Sift the material for lines containing "Members", and return them.

(Records from a collection)
● ● ● ● ● ● ●

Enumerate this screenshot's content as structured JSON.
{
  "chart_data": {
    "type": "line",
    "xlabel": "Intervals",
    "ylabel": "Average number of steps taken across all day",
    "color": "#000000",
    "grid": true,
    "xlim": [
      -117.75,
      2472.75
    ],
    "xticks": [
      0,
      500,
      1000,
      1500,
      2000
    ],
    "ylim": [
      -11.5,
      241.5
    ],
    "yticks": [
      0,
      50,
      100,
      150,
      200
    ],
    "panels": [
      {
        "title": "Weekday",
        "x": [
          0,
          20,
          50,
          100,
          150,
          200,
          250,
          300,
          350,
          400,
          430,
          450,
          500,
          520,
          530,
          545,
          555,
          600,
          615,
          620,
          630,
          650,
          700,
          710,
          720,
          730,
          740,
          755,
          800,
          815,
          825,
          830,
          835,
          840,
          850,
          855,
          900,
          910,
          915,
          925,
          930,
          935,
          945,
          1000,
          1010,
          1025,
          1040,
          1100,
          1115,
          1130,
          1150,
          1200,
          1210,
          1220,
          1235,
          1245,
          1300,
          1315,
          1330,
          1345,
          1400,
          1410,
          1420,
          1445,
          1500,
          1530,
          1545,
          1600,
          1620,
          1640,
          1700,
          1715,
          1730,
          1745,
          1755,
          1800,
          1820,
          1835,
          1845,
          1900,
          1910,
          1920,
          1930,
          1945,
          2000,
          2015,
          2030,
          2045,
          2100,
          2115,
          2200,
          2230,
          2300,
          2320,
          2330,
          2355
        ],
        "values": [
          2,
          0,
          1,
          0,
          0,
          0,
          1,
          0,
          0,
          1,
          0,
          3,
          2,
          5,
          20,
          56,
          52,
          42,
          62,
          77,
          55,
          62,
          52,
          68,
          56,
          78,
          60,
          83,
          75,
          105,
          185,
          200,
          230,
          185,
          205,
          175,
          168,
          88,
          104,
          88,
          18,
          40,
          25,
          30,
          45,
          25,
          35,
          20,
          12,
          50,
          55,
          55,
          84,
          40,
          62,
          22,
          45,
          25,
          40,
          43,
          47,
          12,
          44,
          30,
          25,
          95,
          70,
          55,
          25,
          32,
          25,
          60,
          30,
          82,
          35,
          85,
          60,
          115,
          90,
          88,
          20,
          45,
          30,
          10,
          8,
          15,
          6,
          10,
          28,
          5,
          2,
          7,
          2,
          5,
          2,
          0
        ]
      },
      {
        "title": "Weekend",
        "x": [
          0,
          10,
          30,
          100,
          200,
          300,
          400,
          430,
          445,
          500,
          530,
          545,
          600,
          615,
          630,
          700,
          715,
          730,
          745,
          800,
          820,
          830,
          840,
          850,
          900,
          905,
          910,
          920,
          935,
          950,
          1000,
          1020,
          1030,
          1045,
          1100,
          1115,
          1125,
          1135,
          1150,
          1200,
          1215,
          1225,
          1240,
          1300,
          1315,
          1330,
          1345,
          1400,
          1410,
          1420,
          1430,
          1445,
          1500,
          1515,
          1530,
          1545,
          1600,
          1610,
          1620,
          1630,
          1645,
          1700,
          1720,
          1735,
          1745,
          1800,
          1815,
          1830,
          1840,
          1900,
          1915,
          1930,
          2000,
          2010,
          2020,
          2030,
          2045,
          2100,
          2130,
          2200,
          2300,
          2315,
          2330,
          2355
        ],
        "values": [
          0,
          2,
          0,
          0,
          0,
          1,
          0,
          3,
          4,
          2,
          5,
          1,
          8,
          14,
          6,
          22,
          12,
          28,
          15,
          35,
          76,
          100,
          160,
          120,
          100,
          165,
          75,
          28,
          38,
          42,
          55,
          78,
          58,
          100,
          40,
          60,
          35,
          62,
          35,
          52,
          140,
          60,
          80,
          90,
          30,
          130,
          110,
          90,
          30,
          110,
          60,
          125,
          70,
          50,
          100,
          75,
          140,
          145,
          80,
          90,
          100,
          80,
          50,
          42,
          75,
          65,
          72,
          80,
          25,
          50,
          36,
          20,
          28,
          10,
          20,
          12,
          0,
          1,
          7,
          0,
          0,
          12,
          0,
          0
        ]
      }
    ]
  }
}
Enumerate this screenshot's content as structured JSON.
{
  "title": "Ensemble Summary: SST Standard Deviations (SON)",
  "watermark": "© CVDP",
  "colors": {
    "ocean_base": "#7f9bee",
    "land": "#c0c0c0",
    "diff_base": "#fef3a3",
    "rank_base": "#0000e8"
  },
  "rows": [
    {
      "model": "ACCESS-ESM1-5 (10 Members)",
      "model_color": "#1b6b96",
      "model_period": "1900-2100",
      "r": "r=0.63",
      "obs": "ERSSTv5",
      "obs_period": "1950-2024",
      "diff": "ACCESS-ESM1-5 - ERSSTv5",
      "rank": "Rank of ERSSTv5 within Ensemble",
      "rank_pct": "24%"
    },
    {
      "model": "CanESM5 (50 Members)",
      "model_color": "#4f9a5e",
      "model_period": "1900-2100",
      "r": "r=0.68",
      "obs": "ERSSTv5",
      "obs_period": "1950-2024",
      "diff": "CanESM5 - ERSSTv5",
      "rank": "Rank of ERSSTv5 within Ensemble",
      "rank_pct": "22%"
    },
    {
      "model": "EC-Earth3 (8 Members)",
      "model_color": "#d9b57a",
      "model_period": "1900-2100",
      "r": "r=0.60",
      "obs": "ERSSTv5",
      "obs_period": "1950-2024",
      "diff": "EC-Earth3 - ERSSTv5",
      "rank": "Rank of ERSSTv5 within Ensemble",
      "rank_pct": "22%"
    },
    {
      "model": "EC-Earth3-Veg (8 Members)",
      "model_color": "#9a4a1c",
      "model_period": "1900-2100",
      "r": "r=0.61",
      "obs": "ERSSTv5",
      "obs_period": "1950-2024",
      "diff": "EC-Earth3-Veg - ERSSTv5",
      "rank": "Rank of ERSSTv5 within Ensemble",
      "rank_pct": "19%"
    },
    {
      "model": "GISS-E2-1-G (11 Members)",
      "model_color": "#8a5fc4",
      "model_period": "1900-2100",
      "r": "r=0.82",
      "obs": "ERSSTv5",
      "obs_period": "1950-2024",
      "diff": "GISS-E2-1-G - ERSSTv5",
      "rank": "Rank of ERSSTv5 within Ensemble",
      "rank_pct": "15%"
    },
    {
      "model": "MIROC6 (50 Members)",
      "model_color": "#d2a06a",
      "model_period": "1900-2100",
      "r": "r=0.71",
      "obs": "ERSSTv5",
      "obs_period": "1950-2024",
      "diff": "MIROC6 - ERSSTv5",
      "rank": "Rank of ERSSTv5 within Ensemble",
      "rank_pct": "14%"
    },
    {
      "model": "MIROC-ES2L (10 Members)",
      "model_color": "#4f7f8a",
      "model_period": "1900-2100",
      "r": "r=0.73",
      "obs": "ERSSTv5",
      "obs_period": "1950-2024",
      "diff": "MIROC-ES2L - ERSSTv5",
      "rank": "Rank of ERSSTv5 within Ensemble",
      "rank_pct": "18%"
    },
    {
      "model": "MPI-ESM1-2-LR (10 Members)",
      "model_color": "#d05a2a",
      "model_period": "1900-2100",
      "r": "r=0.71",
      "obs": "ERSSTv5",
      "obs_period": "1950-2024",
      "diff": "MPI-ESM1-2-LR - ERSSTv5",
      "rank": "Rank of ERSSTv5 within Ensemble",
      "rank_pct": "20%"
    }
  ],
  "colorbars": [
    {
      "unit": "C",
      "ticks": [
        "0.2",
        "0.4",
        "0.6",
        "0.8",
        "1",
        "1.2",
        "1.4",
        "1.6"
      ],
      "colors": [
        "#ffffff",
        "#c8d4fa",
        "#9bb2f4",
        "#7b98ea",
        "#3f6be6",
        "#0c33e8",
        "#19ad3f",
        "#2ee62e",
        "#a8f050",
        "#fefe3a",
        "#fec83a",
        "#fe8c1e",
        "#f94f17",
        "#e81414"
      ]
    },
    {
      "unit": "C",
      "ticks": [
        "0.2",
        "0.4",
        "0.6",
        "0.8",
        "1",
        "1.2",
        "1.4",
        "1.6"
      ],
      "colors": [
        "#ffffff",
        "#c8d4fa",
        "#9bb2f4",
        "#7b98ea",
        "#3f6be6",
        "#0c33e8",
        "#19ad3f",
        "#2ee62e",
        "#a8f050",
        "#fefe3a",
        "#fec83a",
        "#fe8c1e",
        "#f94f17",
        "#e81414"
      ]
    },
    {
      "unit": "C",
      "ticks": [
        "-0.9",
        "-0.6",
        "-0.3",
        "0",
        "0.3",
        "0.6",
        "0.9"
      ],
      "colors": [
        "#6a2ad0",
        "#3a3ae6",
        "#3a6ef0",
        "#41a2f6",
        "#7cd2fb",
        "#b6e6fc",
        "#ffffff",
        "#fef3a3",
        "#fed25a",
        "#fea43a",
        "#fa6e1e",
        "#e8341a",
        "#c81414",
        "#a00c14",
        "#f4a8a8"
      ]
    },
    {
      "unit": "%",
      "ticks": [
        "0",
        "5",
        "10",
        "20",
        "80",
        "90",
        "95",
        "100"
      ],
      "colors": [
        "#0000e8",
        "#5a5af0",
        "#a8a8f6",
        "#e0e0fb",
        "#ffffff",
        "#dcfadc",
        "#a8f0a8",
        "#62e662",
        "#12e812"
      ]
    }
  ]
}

● ● ● ● ● ● ●

* Solution to the exercise
      "model": "ACCESS-ESM1-5 (10 Members)",
      "model": "CanESM5 (50 Members)",
      "model": "EC-Earth3 (8 Members)",
      "model": "EC-Earth3-Veg (8 Members)",
      "model": "GISS-E2-1-G (11 Members)",
      "model": "MIROC6 (50 Members)",
      "model": "MIROC-ES2L (10 Members)",
      "model": "MPI-ESM1-2-LR (10 Members)",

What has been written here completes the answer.